Requirement —
Pull out every line containing the string "Schwierigkeiten".

The input —
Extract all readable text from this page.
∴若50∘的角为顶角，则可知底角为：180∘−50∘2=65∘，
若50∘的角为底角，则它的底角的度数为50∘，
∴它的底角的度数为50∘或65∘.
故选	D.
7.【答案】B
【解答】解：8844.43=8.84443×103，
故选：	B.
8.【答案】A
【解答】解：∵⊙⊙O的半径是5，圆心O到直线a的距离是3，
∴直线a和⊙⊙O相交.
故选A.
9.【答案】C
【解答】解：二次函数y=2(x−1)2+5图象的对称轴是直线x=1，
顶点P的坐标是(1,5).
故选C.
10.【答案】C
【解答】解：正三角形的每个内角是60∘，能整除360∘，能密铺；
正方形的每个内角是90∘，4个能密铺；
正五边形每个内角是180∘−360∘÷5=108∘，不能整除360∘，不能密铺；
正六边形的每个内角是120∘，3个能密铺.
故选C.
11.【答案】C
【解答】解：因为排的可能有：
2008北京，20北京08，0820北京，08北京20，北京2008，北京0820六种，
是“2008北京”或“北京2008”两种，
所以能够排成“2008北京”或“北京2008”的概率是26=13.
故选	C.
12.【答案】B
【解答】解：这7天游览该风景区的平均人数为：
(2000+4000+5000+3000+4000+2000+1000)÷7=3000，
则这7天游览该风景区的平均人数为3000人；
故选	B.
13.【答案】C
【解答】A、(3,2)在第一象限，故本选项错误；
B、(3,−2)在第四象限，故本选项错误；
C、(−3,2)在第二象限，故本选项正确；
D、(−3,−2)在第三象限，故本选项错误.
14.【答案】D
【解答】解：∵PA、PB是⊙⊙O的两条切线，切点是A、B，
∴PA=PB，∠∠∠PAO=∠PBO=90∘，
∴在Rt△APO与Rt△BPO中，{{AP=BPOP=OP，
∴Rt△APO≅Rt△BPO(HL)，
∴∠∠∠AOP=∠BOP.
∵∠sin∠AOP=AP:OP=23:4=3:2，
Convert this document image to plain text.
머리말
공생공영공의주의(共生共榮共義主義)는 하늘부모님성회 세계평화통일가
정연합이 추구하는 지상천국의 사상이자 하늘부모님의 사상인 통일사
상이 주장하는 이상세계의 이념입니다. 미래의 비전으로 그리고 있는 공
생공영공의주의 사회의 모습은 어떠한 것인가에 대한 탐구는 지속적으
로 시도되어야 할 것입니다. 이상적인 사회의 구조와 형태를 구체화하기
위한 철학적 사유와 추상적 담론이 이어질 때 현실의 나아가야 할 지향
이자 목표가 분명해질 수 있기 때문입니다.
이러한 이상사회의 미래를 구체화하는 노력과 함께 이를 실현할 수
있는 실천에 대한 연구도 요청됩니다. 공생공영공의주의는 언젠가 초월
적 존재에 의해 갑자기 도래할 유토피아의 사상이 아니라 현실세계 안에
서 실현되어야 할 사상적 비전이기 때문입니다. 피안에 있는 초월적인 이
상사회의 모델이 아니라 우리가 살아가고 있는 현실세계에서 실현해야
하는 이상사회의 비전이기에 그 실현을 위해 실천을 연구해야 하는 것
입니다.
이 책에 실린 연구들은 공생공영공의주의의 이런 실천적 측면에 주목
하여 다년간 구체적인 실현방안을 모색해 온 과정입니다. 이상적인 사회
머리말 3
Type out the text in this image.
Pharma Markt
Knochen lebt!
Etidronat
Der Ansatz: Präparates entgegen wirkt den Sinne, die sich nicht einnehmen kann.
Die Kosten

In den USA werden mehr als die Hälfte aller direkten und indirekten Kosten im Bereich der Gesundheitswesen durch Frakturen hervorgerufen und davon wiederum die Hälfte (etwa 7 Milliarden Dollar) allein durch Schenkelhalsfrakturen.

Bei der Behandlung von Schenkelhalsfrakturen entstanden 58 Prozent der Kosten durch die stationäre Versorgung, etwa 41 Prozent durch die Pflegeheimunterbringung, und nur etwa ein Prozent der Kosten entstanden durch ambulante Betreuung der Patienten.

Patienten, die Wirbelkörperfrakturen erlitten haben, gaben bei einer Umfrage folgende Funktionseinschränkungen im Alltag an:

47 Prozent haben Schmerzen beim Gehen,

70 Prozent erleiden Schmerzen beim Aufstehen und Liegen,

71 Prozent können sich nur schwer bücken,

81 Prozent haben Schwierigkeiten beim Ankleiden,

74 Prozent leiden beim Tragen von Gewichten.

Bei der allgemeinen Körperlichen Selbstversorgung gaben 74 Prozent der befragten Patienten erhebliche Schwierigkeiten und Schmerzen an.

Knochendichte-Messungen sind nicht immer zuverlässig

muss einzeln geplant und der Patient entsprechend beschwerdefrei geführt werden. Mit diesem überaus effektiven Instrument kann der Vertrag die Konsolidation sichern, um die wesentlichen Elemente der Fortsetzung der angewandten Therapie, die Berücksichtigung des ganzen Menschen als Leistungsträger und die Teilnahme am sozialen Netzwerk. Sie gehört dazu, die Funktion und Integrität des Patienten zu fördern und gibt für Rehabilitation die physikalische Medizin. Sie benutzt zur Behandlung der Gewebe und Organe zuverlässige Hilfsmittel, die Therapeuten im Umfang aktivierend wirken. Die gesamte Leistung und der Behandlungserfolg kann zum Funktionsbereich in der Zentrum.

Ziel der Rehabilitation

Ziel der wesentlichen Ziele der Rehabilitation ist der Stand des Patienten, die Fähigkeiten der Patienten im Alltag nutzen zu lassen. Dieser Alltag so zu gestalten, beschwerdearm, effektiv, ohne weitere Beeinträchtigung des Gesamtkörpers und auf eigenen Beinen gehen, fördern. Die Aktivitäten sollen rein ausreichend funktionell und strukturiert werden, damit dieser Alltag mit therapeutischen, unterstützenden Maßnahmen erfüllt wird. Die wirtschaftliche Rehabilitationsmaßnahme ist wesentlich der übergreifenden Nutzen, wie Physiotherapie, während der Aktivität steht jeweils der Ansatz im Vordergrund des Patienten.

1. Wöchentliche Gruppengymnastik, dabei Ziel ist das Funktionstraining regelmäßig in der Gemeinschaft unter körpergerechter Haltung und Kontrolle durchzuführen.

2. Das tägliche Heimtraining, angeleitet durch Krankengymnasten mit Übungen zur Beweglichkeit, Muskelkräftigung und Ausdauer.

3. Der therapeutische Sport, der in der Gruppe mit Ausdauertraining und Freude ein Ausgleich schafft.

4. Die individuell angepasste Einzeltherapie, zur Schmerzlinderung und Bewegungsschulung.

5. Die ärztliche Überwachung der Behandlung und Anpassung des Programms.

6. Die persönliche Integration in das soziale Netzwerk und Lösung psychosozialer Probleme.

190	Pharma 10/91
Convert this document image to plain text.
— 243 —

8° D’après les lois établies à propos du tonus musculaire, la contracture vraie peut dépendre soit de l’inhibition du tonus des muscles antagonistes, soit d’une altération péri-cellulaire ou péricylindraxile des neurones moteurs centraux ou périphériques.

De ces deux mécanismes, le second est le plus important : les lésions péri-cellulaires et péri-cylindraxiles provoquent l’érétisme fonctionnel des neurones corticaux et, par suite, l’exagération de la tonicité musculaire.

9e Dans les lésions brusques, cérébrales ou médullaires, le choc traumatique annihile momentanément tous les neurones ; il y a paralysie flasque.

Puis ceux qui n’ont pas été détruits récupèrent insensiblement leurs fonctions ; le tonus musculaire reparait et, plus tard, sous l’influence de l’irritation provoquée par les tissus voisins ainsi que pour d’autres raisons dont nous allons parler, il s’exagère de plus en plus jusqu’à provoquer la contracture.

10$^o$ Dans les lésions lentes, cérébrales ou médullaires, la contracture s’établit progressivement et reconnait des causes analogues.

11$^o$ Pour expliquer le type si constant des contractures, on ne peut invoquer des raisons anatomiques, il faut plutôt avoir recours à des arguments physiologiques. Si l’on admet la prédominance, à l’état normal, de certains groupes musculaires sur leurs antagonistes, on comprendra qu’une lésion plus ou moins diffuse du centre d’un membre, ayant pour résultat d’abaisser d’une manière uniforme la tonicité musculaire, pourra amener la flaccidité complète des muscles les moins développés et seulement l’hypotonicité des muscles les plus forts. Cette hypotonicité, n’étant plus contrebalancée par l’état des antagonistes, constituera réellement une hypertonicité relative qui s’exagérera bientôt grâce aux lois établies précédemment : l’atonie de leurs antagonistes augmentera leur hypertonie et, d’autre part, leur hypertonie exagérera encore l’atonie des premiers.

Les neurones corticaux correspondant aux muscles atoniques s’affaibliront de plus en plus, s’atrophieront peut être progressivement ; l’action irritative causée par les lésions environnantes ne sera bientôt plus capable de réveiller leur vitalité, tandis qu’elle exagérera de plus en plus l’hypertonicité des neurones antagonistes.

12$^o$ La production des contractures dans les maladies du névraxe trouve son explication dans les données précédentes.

The answer —
81 Prozent haben Schwierigkeiten beim Ankleiden,
Bei der allgemeinen Körperlichen Selbstversorgung gaben 74 Prozent der befragten Patienten erhebliche Schwierigkeiten und Schmerzen an.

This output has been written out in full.